[Rows from a figure dataset]
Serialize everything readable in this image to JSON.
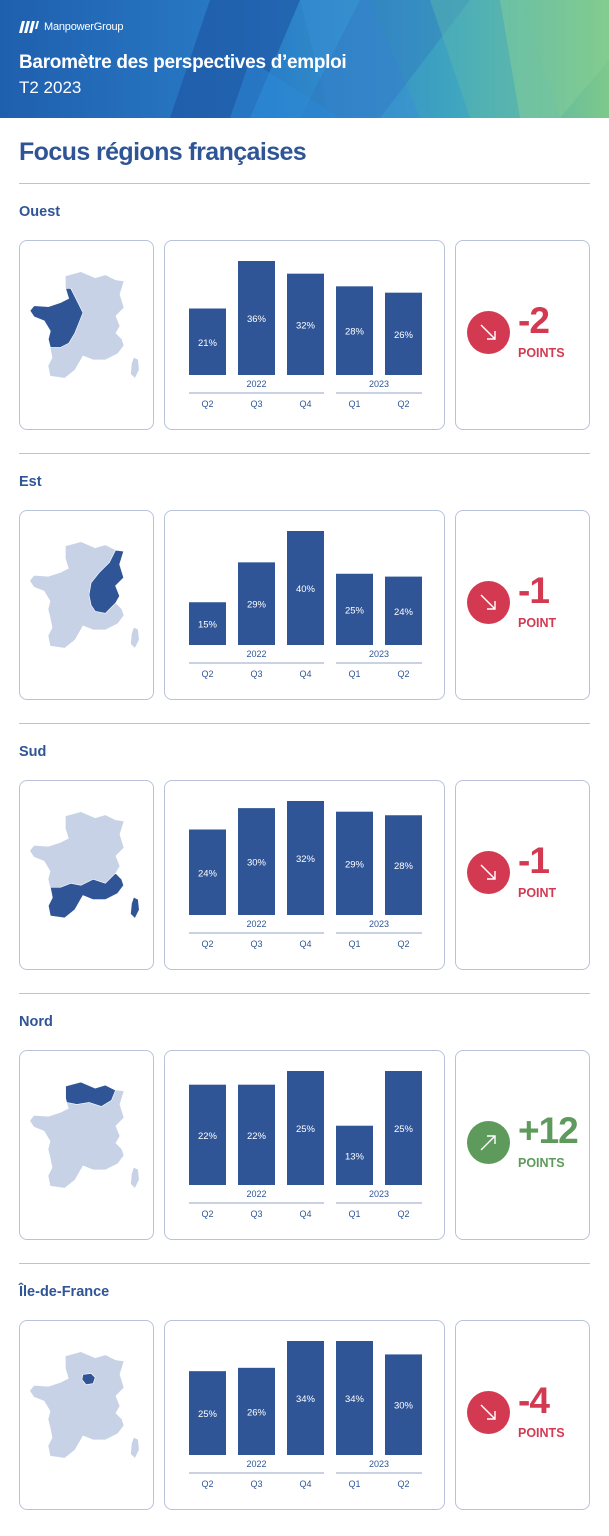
{
  "header": {
    "brand": "ManpowerGroup",
    "title": "Baromètre des perspectives d’emploi",
    "subtitle": "T2 2023"
  },
  "page_title": "Focus régions françaises",
  "colors": {
    "bar": "#2f5597",
    "text": "#2f5597",
    "map_base": "#c7d2e6",
    "map_highlight": "#2f5597",
    "decrease": "#d33a52",
    "increase": "#5e9a5c"
  },
  "regions": [
    {
      "name": "Ouest",
      "delta": {
        "value": "-2",
        "unit": "POINTS",
        "trend": "down",
        "arrow_icon": "arrow-down-right-icon"
      },
      "chart": {
        "type": "bar",
        "categories": [
          "Q2",
          "Q3",
          "Q4",
          "Q1",
          "Q2"
        ],
        "years": [
          {
            "label": "2022"
          },
          {
            "label": "2023"
          }
        ],
        "values": [
          21,
          36,
          32,
          28,
          26
        ],
        "labels": [
          "21%",
          "36%",
          "32%",
          "28%",
          "26%"
        ]
      }
    },
    {
      "name": "Est",
      "delta": {
        "value": "-1",
        "unit": "POINT",
        "trend": "down",
        "arrow_icon": "arrow-down-right-icon"
      },
      "chart": {
        "type": "bar",
        "categories": [
          "Q2",
          "Q3",
          "Q4",
          "Q1",
          "Q2"
        ],
        "years": [
          {
            "label": "2022"
          },
          {
            "label": "2023"
          }
        ],
        "values": [
          15,
          29,
          40,
          25,
          24
        ],
        "labels": [
          "15%",
          "29%",
          "40%",
          "25%",
          "24%"
        ]
      }
    },
    {
      "name": "Sud",
      "delta": {
        "value": "-1",
        "unit": "POINT",
        "trend": "down",
        "arrow_icon": "arrow-down-right-icon"
      },
      "chart": {
        "type": "bar",
        "categories": [
          "Q2",
          "Q3",
          "Q4",
          "Q1",
          "Q2"
        ],
        "years": [
          {
            "label": "2022"
          },
          {
            "label": "2023"
          }
        ],
        "values": [
          24,
          30,
          32,
          29,
          28
        ],
        "labels": [
          "24%",
          "30%",
          "32%",
          "29%",
          "28%"
        ]
      }
    },
    {
      "name": "Nord",
      "delta": {
        "value": "+12",
        "unit": "POINTS",
        "trend": "up",
        "arrow_icon": "arrow-up-right-icon"
      },
      "chart": {
        "type": "bar",
        "categories": [
          "Q2",
          "Q3",
          "Q4",
          "Q1",
          "Q2"
        ],
        "years": [
          {
            "label": "2022"
          },
          {
            "label": "2023"
          }
        ],
        "values": [
          22,
          22,
          25,
          13,
          25
        ],
        "labels": [
          "22%",
          "22%",
          "25%",
          "13%",
          "25%"
        ]
      }
    },
    {
      "name": "Île-de-France",
      "delta": {
        "value": "-4",
        "unit": "POINTS",
        "trend": "down",
        "arrow_icon": "arrow-down-right-icon"
      },
      "chart": {
        "type": "bar",
        "categories": [
          "Q2",
          "Q3",
          "Q4",
          "Q1",
          "Q2"
        ],
        "years": [
          {
            "label": "2022"
          },
          {
            "label": "2023"
          }
        ],
        "values": [
          25,
          26,
          34,
          34,
          30
        ],
        "labels": [
          "25%",
          "26%",
          "34%",
          "34%",
          "30%"
        ]
      }
    }
  ],
  "chart_data": [
    {
      "type": "bar",
      "title": "Ouest",
      "categories": [
        "2022 Q2",
        "2022 Q3",
        "2022 Q4",
        "2023 Q1",
        "2023 Q2"
      ],
      "values": [
        21,
        36,
        32,
        28,
        26
      ],
      "ylim": [
        0,
        40
      ]
    },
    {
      "type": "bar",
      "title": "Est",
      "categories": [
        "2022 Q2",
        "2022 Q3",
        "2022 Q4",
        "2023 Q1",
        "2023 Q2"
      ],
      "values": [
        15,
        29,
        40,
        25,
        24
      ],
      "ylim": [
        0,
        40
      ]
    },
    {
      "type": "bar",
      "title": "Sud",
      "categories": [
        "2022 Q2",
        "2022 Q3",
        "2022 Q4",
        "2023 Q1",
        "2023 Q2"
      ],
      "values": [
        24,
        30,
        32,
        29,
        28
      ],
      "ylim": [
        0,
        32
      ]
    },
    {
      "type": "bar",
      "title": "Nord",
      "categories": [
        "2022 Q2",
        "2022 Q3",
        "2022 Q4",
        "2023 Q1",
        "2023 Q2"
      ],
      "values": [
        22,
        22,
        25,
        13,
        25
      ],
      "ylim": [
        0,
        25
      ]
    },
    {
      "type": "bar",
      "title": "Île-de-France",
      "categories": [
        "2022 Q2",
        "2022 Q3",
        "2022 Q4",
        "2023 Q1",
        "2023 Q2"
      ],
      "values": [
        25,
        26,
        34,
        34,
        30
      ],
      "ylim": [
        0,
        34
      ]
    }
  ]
}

### [Work to do]
Where a line of the records above holds the word "France", copy that line.

### [Exercise answer]
      "name": "Île-de-France",
      "title": "Île-de-France",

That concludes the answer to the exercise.